§ **PROMPT**:
Find the lines containing the word "REST" and copy every one of them.

(Stored data entries)

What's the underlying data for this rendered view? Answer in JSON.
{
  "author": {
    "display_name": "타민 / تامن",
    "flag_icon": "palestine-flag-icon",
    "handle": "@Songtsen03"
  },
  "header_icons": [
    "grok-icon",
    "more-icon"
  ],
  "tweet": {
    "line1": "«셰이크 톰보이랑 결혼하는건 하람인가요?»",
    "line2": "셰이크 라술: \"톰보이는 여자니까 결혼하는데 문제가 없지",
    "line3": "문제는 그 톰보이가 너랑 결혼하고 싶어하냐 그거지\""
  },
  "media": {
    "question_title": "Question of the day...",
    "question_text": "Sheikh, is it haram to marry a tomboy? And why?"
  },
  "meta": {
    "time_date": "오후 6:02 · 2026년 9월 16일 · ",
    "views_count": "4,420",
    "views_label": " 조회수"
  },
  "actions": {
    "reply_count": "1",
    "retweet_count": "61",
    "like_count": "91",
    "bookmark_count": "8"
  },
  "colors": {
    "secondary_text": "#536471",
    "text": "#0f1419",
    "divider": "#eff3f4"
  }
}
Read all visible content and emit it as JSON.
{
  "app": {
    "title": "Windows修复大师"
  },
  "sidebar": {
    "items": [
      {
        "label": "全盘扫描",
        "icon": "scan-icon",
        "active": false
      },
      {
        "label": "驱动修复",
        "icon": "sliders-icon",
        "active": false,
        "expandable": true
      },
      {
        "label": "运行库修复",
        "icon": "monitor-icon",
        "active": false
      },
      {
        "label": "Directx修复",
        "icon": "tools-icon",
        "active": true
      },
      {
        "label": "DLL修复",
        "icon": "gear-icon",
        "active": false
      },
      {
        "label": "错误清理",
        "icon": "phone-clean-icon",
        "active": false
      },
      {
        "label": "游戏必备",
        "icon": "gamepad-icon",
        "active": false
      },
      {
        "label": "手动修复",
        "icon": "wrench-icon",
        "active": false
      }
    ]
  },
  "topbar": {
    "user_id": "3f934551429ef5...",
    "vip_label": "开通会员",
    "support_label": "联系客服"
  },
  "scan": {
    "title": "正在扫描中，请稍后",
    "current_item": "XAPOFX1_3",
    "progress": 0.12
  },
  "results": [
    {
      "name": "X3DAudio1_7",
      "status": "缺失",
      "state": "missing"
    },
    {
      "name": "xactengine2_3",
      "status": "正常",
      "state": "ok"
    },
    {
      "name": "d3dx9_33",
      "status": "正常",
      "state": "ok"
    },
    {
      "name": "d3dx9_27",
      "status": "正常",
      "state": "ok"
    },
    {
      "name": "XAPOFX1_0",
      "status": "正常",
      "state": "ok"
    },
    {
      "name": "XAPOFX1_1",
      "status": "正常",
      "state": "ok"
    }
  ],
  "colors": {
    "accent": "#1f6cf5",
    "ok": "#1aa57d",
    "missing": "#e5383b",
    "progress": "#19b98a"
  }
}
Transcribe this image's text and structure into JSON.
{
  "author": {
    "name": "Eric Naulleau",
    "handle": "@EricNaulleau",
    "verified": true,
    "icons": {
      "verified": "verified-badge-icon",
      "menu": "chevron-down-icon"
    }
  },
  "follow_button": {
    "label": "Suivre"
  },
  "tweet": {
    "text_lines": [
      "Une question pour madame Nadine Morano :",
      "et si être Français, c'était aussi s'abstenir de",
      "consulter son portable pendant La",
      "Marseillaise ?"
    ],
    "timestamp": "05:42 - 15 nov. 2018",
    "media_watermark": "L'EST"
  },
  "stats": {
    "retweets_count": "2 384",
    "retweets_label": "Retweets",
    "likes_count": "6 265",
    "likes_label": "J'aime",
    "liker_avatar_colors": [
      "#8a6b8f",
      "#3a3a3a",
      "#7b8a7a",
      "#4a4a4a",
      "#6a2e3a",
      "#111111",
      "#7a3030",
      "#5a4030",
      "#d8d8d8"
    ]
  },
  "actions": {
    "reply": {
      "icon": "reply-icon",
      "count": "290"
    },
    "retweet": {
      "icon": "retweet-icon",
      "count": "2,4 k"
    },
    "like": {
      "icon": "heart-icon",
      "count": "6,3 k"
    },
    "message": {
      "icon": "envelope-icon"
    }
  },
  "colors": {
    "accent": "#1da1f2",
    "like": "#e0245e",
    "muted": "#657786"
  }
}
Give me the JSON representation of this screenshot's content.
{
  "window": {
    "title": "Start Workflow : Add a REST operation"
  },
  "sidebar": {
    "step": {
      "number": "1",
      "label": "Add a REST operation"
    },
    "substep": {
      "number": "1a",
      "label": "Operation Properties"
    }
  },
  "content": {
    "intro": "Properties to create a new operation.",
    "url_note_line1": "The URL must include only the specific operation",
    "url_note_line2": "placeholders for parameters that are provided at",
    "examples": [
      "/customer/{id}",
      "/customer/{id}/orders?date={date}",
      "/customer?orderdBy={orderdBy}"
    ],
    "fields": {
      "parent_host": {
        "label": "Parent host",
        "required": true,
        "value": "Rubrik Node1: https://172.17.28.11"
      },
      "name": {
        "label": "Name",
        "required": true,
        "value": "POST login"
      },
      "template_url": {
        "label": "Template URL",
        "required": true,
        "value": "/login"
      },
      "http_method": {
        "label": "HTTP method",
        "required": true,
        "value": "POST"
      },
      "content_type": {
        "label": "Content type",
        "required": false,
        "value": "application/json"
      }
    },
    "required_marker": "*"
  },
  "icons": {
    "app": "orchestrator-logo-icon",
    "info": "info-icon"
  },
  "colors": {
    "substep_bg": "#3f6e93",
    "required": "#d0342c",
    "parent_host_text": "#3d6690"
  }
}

§ **EXERCISE OUTPUT**:
    "title": "Start Workflow : Add a REST operation"
      "label": "Add a REST operation"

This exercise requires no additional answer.